**What is asked:** Can the data below be set down again exactly, line for line?
▼▼▼
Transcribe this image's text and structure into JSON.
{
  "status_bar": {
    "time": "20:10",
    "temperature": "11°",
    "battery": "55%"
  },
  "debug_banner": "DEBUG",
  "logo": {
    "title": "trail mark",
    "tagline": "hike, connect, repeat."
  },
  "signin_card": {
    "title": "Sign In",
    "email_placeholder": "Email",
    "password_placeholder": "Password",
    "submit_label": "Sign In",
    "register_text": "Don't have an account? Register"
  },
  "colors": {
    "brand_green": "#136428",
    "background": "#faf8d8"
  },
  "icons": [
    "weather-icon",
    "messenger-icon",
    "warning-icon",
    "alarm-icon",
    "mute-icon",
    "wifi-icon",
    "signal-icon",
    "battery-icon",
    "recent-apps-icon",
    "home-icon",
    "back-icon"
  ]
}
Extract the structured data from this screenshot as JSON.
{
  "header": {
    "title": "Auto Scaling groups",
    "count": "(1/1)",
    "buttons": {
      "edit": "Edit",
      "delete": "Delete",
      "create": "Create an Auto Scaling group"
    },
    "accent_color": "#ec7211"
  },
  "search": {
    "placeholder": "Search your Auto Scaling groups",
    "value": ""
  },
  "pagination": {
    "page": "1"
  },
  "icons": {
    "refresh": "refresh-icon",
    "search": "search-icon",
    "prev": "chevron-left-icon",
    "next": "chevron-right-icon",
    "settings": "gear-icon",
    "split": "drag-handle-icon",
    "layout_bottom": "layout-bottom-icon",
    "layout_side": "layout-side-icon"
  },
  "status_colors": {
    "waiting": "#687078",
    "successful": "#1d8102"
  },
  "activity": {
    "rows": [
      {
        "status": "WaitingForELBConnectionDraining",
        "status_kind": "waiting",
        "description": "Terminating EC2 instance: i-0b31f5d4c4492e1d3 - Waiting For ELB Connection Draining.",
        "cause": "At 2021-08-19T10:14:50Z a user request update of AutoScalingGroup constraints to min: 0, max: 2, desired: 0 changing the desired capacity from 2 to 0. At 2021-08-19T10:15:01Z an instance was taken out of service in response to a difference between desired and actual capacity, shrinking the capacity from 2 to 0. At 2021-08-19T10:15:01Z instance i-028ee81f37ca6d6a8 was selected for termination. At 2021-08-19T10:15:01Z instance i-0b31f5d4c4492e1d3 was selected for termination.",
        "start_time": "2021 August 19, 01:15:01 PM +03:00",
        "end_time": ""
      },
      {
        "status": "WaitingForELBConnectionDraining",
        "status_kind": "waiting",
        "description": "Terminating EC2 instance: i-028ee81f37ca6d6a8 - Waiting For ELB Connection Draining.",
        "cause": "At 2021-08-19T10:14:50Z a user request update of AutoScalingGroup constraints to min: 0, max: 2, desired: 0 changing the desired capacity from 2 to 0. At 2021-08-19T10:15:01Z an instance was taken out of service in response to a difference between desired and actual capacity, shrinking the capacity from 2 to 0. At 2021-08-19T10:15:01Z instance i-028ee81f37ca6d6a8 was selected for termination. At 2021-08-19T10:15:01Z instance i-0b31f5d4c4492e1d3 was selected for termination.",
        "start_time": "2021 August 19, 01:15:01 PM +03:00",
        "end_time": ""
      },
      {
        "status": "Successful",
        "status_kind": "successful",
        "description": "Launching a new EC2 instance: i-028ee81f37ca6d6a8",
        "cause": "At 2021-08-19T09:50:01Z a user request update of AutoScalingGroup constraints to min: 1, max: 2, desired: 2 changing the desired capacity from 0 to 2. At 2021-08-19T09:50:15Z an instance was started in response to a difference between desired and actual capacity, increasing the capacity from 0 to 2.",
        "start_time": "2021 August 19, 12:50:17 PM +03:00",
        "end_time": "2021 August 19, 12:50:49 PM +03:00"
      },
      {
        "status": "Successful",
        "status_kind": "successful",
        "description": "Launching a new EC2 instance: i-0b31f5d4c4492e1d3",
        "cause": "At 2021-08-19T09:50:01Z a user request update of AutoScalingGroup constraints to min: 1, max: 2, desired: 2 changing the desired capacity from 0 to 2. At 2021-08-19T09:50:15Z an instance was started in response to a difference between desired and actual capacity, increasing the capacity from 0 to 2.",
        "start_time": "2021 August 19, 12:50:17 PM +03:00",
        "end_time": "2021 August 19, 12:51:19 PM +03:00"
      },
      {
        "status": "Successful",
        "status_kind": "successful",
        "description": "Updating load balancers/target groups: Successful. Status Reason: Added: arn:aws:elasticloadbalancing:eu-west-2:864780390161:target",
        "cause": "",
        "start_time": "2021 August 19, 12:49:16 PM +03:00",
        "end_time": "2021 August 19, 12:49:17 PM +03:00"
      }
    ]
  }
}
▲▲▲
**Solution below:**
Transcribe this image's text and structure into JSON.
{
  "status_bar": {
    "time": "20:10",
    "temperature": "11°",
    "battery": "55%"
  },
  "debug_banner": "DEBUG",
  "logo": {
    "title": "trail mark",
    "tagline": "hike, connect, repeat."
  },
  "signin_card": {
    "title": "Sign In",
    "email_placeholder": "Email",
    "password_placeholder": "Password",
    "submit_label": "Sign In",
    "register_text": "Don't have an account? Register"
  },
  "colors": {
    "brand_green": "#136428",
    "background": "#faf8d8"
  },
  "icons": [
    "weather-icon",
    "messenger-icon",
    "warning-icon",
    "alarm-icon",
    "mute-icon",
    "wifi-icon",
    "signal-icon",
    "battery-icon",
    "recent-apps-icon",
    "home-icon",
    "back-icon"
  ]
}
Extract the structured data from this screenshot as JSON.
{
  "header": {
    "title": "Auto Scaling groups",
    "count": "(1/1)",
    "buttons": {
      "edit": "Edit",
      "delete": "Delete",
      "create": "Create an Auto Scaling group"
    },
    "accent_color": "#ec7211"
  },
  "search": {
    "placeholder": "Search your Auto Scaling groups",
    "value": ""
  },
  "pagination": {
    "page": "1"
  },
  "icons": {
    "refresh": "refresh-icon",
    "search": "search-icon",
    "prev": "chevron-left-icon",
    "next": "chevron-right-icon",
    "settings": "gear-icon",
    "split": "drag-handle-icon",
    "layout_bottom": "layout-bottom-icon",
    "layout_side": "layout-side-icon"
  },
  "status_colors": {
    "waiting": "#687078",
    "successful": "#1d8102"
  },
  "activity": {
    "rows": [
      {
        "status": "WaitingForELBConnectionDraining",
        "status_kind": "waiting",
        "description": "Terminating EC2 instance: i-0b31f5d4c4492e1d3 - Waiting For ELB Connection Draining.",
        "cause": "At 2021-08-19T10:14:50Z a user request update of AutoScalingGroup constraints to min: 0, max: 2, desired: 0 changing the desired capacity from 2 to 0. At 2021-08-19T10:15:01Z an instance was taken out of service in response to a difference between desired and actual capacity, shrinking the capacity from 2 to 0. At 2021-08-19T10:15:01Z instance i-028ee81f37ca6d6a8 was selected for termination. At 2021-08-19T10:15:01Z instance i-0b31f5d4c4492e1d3 was selected for termination.",
        "start_time": "2021 August 19, 01:15:01 PM +03:00",
        "end_time": ""
      },
      {
        "status": "WaitingForELBConnectionDraining",
        "status_kind": "waiting",
        "description": "Terminating EC2 instance: i-028ee81f37ca6d6a8 - Waiting For ELB Connection Draining.",
        "cause": "At 2021-08-19T10:14:50Z a user request update of AutoScalingGroup constraints to min: 0, max: 2, desired: 0 changing the desired capacity from 2 to 0. At 2021-08-19T10:15:01Z an instance was taken out of service in response to a difference between desired and actual capacity, shrinking the capacity from 2 to 0. At 2021-08-19T10:15:01Z instance i-028ee81f37ca6d6a8 was selected for termination. At 2021-08-19T10:15:01Z instance i-0b31f5d4c4492e1d3 was selected for termination.",
        "start_time": "2021 August 19, 01:15:01 PM +03:00",
        "end_time": ""
      },
      {
        "status": "Successful",
        "status_kind": "successful",
        "description": "Launching a new EC2 instance: i-028ee81f37ca6d6a8",
        "cause": "At 2021-08-19T09:50:01Z a user request update of AutoScalingGroup constraints to min: 1, max: 2, desired: 2 changing the desired capacity from 0 to 2. At 2021-08-19T09:50:15Z an instance was started in response to a difference between desired and actual capacity, increasing the capacity from 0 to 2.",
        "start_time": "2021 August 19, 12:50:17 PM +03:00",
        "end_time": "2021 August 19, 12:50:49 PM +03:00"
      },
      {
        "status": "Successful",
        "status_kind": "successful",
        "description": "Launching a new EC2 instance: i-0b31f5d4c4492e1d3",
        "cause": "At 2021-08-19T09:50:01Z a user request update of AutoScalingGroup constraints to min: 1, max: 2, desired: 2 changing the desired capacity from 0 to 2. At 2021-08-19T09:50:15Z an instance was started in response to a difference between desired and actual capacity, increasing the capacity from 0 to 2.",
        "start_time": "2021 August 19, 12:50:17 PM +03:00",
        "end_time": "2021 August 19, 12:51:19 PM +03:00"
      },
      {
        "status": "Successful",
        "status_kind": "successful",
        "description": "Updating load balancers/target groups: Successful. Status Reason: Added: arn:aws:elasticloadbalancing:eu-west-2:864780390161:target",
        "cause": "",
        "start_time": "2021 August 19, 12:49:16 PM +03:00",
        "end_time": "2021 August 19, 12:49:17 PM +03:00"
      }
    ]
  }
}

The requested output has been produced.